Begin

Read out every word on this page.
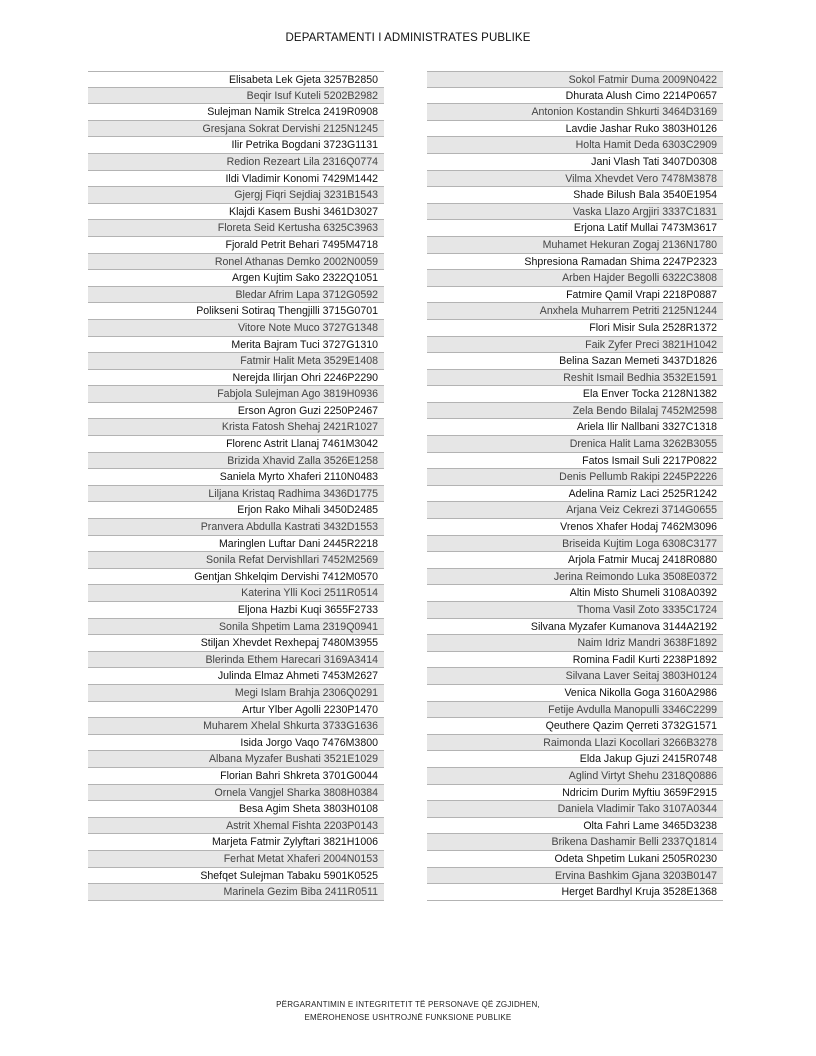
DEPARTAMENTI I ADMINISTRATES PUBLIKE
Elisabeta Lek Gjeta 3257B2850
Beqir Isuf Kuteli 5202B2982
Sulejman Namik Strelca 2419R0908
Gresjana Sokrat Dervishi 2125N1245
Ilir Petrika Bogdani 3723G1131
Redion Rezeart Lila 2316Q0774
Ildi Vladimir Konomi 7429M1442
Gjergj Fiqri Sejdiaj 3231B1543
Klajdi Kasem Bushi 3461D3027
Floreta Seid Kertusha 6325C3963
Fjorald Petrit Behari 7495M4718
Ronel Athanas Demko 2002N0059
Argen Kujtim Sako 2322Q1051
Bledar Afrim Lapa 3712G0592
Polikseni Sotiraq Thengjilli 3715G0701
Vitore Note Muco 3727G1348
Merita Bajram Tuci 3727G1310
Fatmir Halit Meta 3529E1408
Nerejda Ilirjan Ohri 2246P2290
Fabjola Sulejman Ago 3819H0936
Erson Agron Guzi 2250P2467
Krista Fatosh Shehaj 2421R1027
Florenc Astrit Llanaj 7461M3042
Brizida Xhavid Zalla 3526E1258
Saniela Myrto Xhaferi 2110N0483
Liljana Kristaq Radhima 3436D1775
Erjon Rako Mihali 3450D2485
Pranvera Abdulla Kastrati 3432D1553
Maringlen Luftar Dani 2445R2218
Sonila Refat Dervishllari 7452M2569
Gentjan Shkelqim Dervishi 7412M0570
Katerina Ylli Koci 2511R0514
Eljona Hazbi Kuqi 3655F2733
Sonila Shpetim Lama 2319Q0941
Stiljan Xhevdet Rexhepaj 7480M3955
Blerinda Ethem Harecari 3169A3414
Julinda Elmaz Ahmeti 7453M2627
Megi Islam Brahja 2306Q0291
Artur Ylber Agolli 2230P1470
Muharem Xhelal Shkurta 3733G1636
Isida Jorgo Vaqo 7476M3800
Albana Myzafer Bushati 3521E1029
Florian Bahri Shkreta 3701G0044
Ornela Vangjel Sharka 3808H0384
Besa Agim Sheta 3803H0108
Astrit Xhemal Fishta 2203P0143
Marjeta Fatmir Zylyftari 3821H1006
Ferhat Metat Xhaferi 2004N0153
Shefqet Sulejman Tabaku 5901K0525
Marinela Gezim Biba 2411R0511
Sokol Fatmir Duma 2009N0422
Dhurata Alush Cimo 2214P0657
Antonion Kostandin Shkurti 3464D3169
Lavdie Jashar Ruko 3803H0126
Holta Hamit Deda 6303C2909
Jani Vlash Tati 3407D0308
Vilma Xhevdet Vero 7478M3878
Shade Bilush Bala 3540E1954
Vaska Llazo Argjiri 3337C1831
Erjona Latif Mullai 7473M3617
Muhamet Hekuran Zogaj 2136N1780
Shpresiona Ramadan Shima 2247P2323
Arben Hajder Begolli 6322C3808
Fatmire Qamil Vrapi 2218P0887
Anxhela Muharrem Petriti 2125N1244
Flori Misir Sula 2528R1372
Faik Zyfer Preci 3821H1042
Belina Sazan Memeti 3437D1826
Reshit Ismail Bedhia 3532E1591
Ela Enver Tocka 2128N1382
Zela Bendo Bilalaj 7452M2598
Ariela Ilir Nallbani 3327C1318
Drenica Halit Lama 3262B3055
Fatos Ismail Suli 2217P0822
Denis Pellumb Rakipi 2245P2226
Adelina Ramiz Laci 2525R1242
Arjana Veiz Cekrezi 3714G0655
Vrenos Xhafer Hodaj 7462M3096
Briseida Kujtim Loga 6308C3177
Arjola Fatmir Mucaj 2418R0880
Jerina Reimondo Luka 3508E0372
Altin Misto Shumeli 3108A0392
Thoma Vasil Zoto 3335C1724
Silvana Myzafer Kumanova 3144A2192
Naim Idriz Mandri 3638F1892
Romina Fadil Kurti 2238P1892
Silvana Laver Seitaj 3803H0124
Venica Nikolla Goga 3160A2986
Fetije Avdulla Manopulli 3346C2299
Qeuthere Qazim Qerreti 3732G1571
Raimonda Llazi Kocollari 3266B3278
Elda Jakup Gjuzi 2415R0748
Aglind Virtyt Shehu 2318Q0886
Ndricim Durim Myftiu 3659F2915
Daniela Vladimir Tako 3107A0344
Olta Fahri Lame 3465D3238
Brikena Dashamir Belli 2337Q1814
Odeta Shpetim Lukani 2505R0230
Ervina Bashkim Gjana 3203B0147
Herget Bardhyl Kruja 3528E1368
PËRGARANTIMIN E INTEGRITETIT TË PERSONAVE QË ZGJIDHEN,
EMËROHENOSE USHTROJNË FUNKSIONE PUBLIKE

End

**PROBLEM TO WORK ON:** Collect each line holding the string "Xhevdet".

**RESPONSE TO THE EXERCISE:**
Stiljan Xhevdet Rexhepaj 7480M3955
Vilma Xhevdet Vero 7478M3878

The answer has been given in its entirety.